**WHAT IS NEEDED:** Write only the number of lines in the records beneath that hold "xiǎo".

**DATA ROWS:**
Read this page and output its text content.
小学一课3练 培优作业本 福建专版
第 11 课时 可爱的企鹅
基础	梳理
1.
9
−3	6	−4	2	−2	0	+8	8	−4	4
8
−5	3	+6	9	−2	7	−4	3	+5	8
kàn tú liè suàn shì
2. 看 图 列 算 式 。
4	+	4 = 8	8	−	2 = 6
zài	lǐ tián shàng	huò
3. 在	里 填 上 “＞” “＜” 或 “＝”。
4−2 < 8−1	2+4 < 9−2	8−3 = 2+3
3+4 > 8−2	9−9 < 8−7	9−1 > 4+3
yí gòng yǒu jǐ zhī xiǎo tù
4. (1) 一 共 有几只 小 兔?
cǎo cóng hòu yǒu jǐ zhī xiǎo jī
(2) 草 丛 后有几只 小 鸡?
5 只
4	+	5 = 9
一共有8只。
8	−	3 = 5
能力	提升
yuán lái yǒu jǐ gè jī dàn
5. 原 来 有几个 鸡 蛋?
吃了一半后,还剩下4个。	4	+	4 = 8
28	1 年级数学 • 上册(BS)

**EXERCISE RESULT:** 2